BEGIN Data shown

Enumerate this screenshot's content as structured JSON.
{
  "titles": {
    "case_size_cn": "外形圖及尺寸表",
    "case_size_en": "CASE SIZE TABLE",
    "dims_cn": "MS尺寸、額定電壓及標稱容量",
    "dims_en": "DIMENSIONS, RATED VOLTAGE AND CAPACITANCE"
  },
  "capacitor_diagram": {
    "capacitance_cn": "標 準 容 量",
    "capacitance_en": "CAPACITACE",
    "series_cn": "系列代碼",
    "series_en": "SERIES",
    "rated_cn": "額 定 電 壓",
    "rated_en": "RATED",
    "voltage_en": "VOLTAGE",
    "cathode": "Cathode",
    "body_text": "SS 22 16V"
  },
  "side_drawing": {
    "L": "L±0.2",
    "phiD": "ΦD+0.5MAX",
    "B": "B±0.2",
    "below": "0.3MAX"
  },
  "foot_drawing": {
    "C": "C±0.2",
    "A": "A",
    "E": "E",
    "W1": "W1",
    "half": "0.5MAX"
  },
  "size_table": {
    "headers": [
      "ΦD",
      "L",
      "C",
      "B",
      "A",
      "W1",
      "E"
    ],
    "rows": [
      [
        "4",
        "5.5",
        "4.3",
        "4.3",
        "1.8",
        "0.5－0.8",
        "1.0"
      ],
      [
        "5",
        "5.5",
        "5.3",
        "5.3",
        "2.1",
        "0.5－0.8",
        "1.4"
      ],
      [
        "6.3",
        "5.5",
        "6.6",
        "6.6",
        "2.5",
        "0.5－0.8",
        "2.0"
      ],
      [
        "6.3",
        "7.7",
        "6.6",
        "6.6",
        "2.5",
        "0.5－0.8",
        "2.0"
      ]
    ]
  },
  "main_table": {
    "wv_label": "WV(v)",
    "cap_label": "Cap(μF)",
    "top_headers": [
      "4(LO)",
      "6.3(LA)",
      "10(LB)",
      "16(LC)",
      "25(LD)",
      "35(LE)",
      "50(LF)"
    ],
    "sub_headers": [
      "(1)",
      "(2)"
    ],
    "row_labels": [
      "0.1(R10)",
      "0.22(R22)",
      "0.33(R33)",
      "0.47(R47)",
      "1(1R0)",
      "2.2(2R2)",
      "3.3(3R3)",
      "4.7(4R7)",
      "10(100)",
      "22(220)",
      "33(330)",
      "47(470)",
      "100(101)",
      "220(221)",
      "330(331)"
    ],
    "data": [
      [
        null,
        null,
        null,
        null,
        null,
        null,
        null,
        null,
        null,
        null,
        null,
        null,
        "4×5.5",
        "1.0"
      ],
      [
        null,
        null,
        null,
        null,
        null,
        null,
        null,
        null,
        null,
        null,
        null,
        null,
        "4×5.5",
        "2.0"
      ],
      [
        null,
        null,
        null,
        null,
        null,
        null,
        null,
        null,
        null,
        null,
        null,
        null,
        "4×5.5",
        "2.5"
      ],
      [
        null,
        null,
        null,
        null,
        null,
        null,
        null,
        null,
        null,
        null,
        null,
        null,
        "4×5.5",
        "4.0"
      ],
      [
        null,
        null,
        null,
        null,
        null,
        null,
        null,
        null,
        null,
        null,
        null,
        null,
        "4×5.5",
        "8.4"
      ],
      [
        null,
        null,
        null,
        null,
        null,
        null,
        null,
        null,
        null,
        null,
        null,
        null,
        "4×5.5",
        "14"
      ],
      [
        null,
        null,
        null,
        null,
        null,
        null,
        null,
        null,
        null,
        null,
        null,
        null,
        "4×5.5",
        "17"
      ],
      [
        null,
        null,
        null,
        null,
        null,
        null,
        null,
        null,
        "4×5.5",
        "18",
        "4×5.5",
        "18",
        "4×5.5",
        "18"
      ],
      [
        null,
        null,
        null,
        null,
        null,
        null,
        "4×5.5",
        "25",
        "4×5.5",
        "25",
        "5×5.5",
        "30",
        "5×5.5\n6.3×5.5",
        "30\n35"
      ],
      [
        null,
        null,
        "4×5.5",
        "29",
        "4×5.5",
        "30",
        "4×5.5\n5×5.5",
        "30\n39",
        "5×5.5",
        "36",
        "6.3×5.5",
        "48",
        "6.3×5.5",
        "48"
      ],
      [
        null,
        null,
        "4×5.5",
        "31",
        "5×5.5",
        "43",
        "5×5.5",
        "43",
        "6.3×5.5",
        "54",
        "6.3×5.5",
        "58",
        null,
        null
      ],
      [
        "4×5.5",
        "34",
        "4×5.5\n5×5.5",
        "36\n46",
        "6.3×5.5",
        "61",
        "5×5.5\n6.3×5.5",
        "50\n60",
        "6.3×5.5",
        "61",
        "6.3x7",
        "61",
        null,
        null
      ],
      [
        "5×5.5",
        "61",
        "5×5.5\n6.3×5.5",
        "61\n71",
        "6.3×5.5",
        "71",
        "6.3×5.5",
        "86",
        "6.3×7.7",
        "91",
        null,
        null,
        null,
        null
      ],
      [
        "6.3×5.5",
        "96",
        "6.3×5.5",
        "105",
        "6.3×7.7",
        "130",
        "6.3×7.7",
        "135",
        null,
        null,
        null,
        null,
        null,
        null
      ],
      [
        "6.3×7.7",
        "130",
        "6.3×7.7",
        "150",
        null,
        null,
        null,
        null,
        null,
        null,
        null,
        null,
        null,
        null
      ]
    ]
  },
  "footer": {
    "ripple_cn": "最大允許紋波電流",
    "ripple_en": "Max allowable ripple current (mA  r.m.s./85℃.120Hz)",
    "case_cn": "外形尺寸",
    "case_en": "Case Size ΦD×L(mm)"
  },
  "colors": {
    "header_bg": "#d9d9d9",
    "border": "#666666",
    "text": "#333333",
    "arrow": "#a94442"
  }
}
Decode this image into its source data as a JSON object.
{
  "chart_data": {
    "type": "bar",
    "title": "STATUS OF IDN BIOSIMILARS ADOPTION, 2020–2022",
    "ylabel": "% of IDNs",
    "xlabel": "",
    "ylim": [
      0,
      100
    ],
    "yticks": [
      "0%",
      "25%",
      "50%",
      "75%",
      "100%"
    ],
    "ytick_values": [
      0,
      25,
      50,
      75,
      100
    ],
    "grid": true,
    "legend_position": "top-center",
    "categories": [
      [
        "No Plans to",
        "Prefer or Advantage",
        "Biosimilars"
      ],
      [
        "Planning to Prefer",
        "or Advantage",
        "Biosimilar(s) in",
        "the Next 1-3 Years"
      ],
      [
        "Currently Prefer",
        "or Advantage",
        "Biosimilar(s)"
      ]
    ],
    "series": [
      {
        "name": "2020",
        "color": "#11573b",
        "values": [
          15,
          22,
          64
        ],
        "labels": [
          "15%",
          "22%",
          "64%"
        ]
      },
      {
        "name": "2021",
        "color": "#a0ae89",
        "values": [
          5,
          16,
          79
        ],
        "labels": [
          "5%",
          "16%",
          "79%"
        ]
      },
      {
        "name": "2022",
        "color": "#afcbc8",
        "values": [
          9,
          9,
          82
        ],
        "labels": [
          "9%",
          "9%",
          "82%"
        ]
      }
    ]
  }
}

END Data shown

Each record above should be repeated exactly as it appears.

◆ **Task solution**:
Enumerate this screenshot's content as structured JSON.
{
  "titles": {
    "case_size_cn": "外形圖及尺寸表",
    "case_size_en": "CASE SIZE TABLE",
    "dims_cn": "MS尺寸、額定電壓及標稱容量",
    "dims_en": "DIMENSIONS, RATED VOLTAGE AND CAPACITANCE"
  },
  "capacitor_diagram": {
    "capacitance_cn": "標 準 容 量",
    "capacitance_en": "CAPACITACE",
    "series_cn": "系列代碼",
    "series_en": "SERIES",
    "rated_cn": "額 定 電 壓",
    "rated_en": "RATED",
    "voltage_en": "VOLTAGE",
    "cathode": "Cathode",
    "body_text": "SS 22 16V"
  },
  "side_drawing": {
    "L": "L±0.2",
    "phiD": "ΦD+0.5MAX",
    "B": "B±0.2",
    "below": "0.3MAX"
  },
  "foot_drawing": {
    "C": "C±0.2",
    "A": "A",
    "E": "E",
    "W1": "W1",
    "half": "0.5MAX"
  },
  "size_table": {
    "headers": [
      "ΦD",
      "L",
      "C",
      "B",
      "A",
      "W1",
      "E"
    ],
    "rows": [
      [
        "4",
        "5.5",
        "4.3",
        "4.3",
        "1.8",
        "0.5－0.8",
        "1.0"
      ],
      [
        "5",
        "5.5",
        "5.3",
        "5.3",
        "2.1",
        "0.5－0.8",
        "1.4"
      ],
      [
        "6.3",
        "5.5",
        "6.6",
        "6.6",
        "2.5",
        "0.5－0.8",
        "2.0"
      ],
      [
        "6.3",
        "7.7",
        "6.6",
        "6.6",
        "2.5",
        "0.5－0.8",
        "2.0"
      ]
    ]
  },
  "main_table": {
    "wv_label": "WV(v)",
    "cap_label": "Cap(μF)",
    "top_headers": [
      "4(LO)",
      "6.3(LA)",
      "10(LB)",
      "16(LC)",
      "25(LD)",
      "35(LE)",
      "50(LF)"
    ],
    "sub_headers": [
      "(1)",
      "(2)"
    ],
    "row_labels": [
      "0.1(R10)",
      "0.22(R22)",
      "0.33(R33)",
      "0.47(R47)",
      "1(1R0)",
      "2.2(2R2)",
      "3.3(3R3)",
      "4.7(4R7)",
      "10(100)",
      "22(220)",
      "33(330)",
      "47(470)",
      "100(101)",
      "220(221)",
      "330(331)"
    ],
    "data": [
      [
        null,
        null,
        null,
        null,
        null,
        null,
        null,
        null,
        null,
        null,
        null,
        null,
        "4×5.5",
        "1.0"
      ],
      [
        null,
        null,
        null,
        null,
        null,
        null,
        null,
        null,
        null,
        null,
        null,
        null,
        "4×5.5",
        "2.0"
      ],
      [
        null,
        null,
        null,
        null,
        null,
        null,
        null,
        null,
        null,
        null,
        null,
        null,
        "4×5.5",
        "2.5"
      ],
      [
        null,
        null,
        null,
        null,
        null,
        null,
        null,
        null,
        null,
        null,
        null,
        null,
        "4×5.5",
        "4.0"
      ],
      [
        null,
        null,
        null,
        null,
        null,
        null,
        null,
        null,
        null,
        null,
        null,
        null,
        "4×5.5",
        "8.4"
      ],
      [
        null,
        null,
        null,
        null,
        null,
        null,
        null,
        null,
        null,
        null,
        null,
        null,
        "4×5.5",
        "14"
      ],
      [
        null,
        null,
        null,
        null,
        null,
        null,
        null,
        null,
        null,
        null,
        null,
        null,
        "4×5.5",
        "17"
      ],
      [
        null,
        null,
        null,
        null,
        null,
        null,
        null,
        null,
        "4×5.5",
        "18",
        "4×5.5",
        "18",
        "4×5.5",
        "18"
      ],
      [
        null,
        null,
        null,
        null,
        null,
        null,
        "4×5.5",
        "25",
        "4×5.5",
        "25",
        "5×5.5",
        "30",
        "5×5.5\n6.3×5.5",
        "30\n35"
      ],
      [
        null,
        null,
        "4×5.5",
        "29",
        "4×5.5",
        "30",
        "4×5.5\n5×5.5",
        "30\n39",
        "5×5.5",
        "36",
        "6.3×5.5",
        "48",
        "6.3×5.5",
        "48"
      ],
      [
        null,
        null,
        "4×5.5",
        "31",
        "5×5.5",
        "43",
        "5×5.5",
        "43",
        "6.3×5.5",
        "54",
        "6.3×5.5",
        "58",
        null,
        null
      ],
      [
        "4×5.5",
        "34",
        "4×5.5\n5×5.5",
        "36\n46",
        "6.3×5.5",
        "61",
        "5×5.5\n6.3×5.5",
        "50\n60",
        "6.3×5.5",
        "61",
        "6.3x7",
        "61",
        null,
        null
      ],
      [
        "5×5.5",
        "61",
        "5×5.5\n6.3×5.5",
        "61\n71",
        "6.3×5.5",
        "71",
        "6.3×5.5",
        "86",
        "6.3×7.7",
        "91",
        null,
        null,
        null,
        null
      ],
      [
        "6.3×5.5",
        "96",
        "6.3×5.5",
        "105",
        "6.3×7.7",
        "130",
        "6.3×7.7",
        "135",
        null,
        null,
        null,
        null,
        null,
        null
      ],
      [
        "6.3×7.7",
        "130",
        "6.3×7.7",
        "150",
        null,
        null,
        null,
        null,
        null,
        null,
        null,
        null,
        null,
        null
      ]
    ]
  },
  "footer": {
    "ripple_cn": "最大允許紋波電流",
    "ripple_en": "Max allowable ripple current (mA  r.m.s./85℃.120Hz)",
    "case_cn": "外形尺寸",
    "case_en": "Case Size ΦD×L(mm)"
  },
  "colors": {
    "header_bg": "#d9d9d9",
    "border": "#666666",
    "text": "#333333",
    "arrow": "#a94442"
  }
}
Decode this image into its source data as a JSON object.
{
  "chart_data": {
    "type": "bar",
    "title": "STATUS OF IDN BIOSIMILARS ADOPTION, 2020–2022",
    "ylabel": "% of IDNs",
    "xlabel": "",
    "ylim": [
      0,
      100
    ],
    "yticks": [
      "0%",
      "25%",
      "50%",
      "75%",
      "100%"
    ],
    "ytick_values": [
      0,
      25,
      50,
      75,
      100
    ],
    "grid": true,
    "legend_position": "top-center",
    "categories": [
      [
        "No Plans to",
        "Prefer or Advantage",
        "Biosimilars"
      ],
      [
        "Planning to Prefer",
        "or Advantage",
        "Biosimilar(s) in",
        "the Next 1-3 Years"
      ],
      [
        "Currently Prefer",
        "or Advantage",
        "Biosimilar(s)"
      ]
    ],
    "series": [
      {
        "name": "2020",
        "color": "#11573b",
        "values": [
          15,
          22,
          64
        ],
        "labels": [
          "15%",
          "22%",
          "64%"
        ]
      },
      {
        "name": "2021",
        "color": "#a0ae89",
        "values": [
          5,
          16,
          79
        ],
        "labels": [
          "5%",
          "16%",
          "79%"
        ]
      },
      {
        "name": "2022",
        "color": "#afcbc8",
        "values": [
          9,
          9,
          82
        ],
        "labels": [
          "9%",
          "9%",
          "82%"
        ]
      }
    ]
  }
}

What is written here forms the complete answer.